Aim
Find each line with the string "SIGUIENTES" and report it.

________________

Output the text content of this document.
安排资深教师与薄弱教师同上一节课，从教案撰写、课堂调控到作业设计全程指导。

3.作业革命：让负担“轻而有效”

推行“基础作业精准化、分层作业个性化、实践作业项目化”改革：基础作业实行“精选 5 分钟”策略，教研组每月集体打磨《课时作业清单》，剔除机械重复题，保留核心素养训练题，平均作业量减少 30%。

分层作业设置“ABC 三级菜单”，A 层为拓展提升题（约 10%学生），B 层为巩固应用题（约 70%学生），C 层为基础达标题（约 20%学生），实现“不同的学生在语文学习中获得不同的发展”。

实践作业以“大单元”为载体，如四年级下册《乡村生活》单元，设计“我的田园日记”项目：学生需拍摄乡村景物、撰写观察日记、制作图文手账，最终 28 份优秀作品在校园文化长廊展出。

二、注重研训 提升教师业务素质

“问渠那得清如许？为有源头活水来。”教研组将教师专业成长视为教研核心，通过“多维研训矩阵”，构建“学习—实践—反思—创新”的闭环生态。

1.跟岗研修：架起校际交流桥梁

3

________________

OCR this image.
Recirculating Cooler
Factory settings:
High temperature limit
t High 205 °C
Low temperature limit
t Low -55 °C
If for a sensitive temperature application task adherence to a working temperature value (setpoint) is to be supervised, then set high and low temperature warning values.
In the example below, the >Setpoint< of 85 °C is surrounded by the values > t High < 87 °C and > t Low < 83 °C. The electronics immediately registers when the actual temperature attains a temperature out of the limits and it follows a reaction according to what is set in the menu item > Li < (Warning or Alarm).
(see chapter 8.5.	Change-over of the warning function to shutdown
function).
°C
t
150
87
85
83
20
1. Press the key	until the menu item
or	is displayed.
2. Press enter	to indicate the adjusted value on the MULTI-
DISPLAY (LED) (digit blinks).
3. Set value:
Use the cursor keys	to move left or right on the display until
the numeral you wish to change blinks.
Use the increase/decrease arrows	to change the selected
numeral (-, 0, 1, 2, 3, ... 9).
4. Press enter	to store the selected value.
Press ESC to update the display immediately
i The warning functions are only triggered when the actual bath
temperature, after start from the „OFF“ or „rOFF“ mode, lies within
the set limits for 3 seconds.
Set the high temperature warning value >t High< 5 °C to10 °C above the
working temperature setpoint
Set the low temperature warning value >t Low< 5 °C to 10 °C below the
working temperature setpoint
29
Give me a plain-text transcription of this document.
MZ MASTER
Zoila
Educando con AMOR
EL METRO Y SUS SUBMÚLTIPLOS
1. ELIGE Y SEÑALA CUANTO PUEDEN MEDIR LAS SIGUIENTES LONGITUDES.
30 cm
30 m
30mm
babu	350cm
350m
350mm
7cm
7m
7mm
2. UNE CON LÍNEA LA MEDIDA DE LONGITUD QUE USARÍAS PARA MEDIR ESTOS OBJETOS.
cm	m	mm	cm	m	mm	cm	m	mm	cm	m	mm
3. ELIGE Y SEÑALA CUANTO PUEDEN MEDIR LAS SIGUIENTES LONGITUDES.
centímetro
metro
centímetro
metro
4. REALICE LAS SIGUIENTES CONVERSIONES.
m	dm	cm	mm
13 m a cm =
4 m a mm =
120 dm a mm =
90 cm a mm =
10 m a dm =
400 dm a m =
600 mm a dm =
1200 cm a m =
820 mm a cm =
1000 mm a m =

________________

Exercise solution
1. ELIGE Y SEÑALA CUANTO PUEDEN MEDIR LAS SIGUIENTES LONGITUDES.
3. ELIGE Y SEÑALA CUANTO PUEDEN MEDIR LAS SIGUIENTES LONGITUDES.
4. REALICE LAS SIGUIENTES CONVERSIONES.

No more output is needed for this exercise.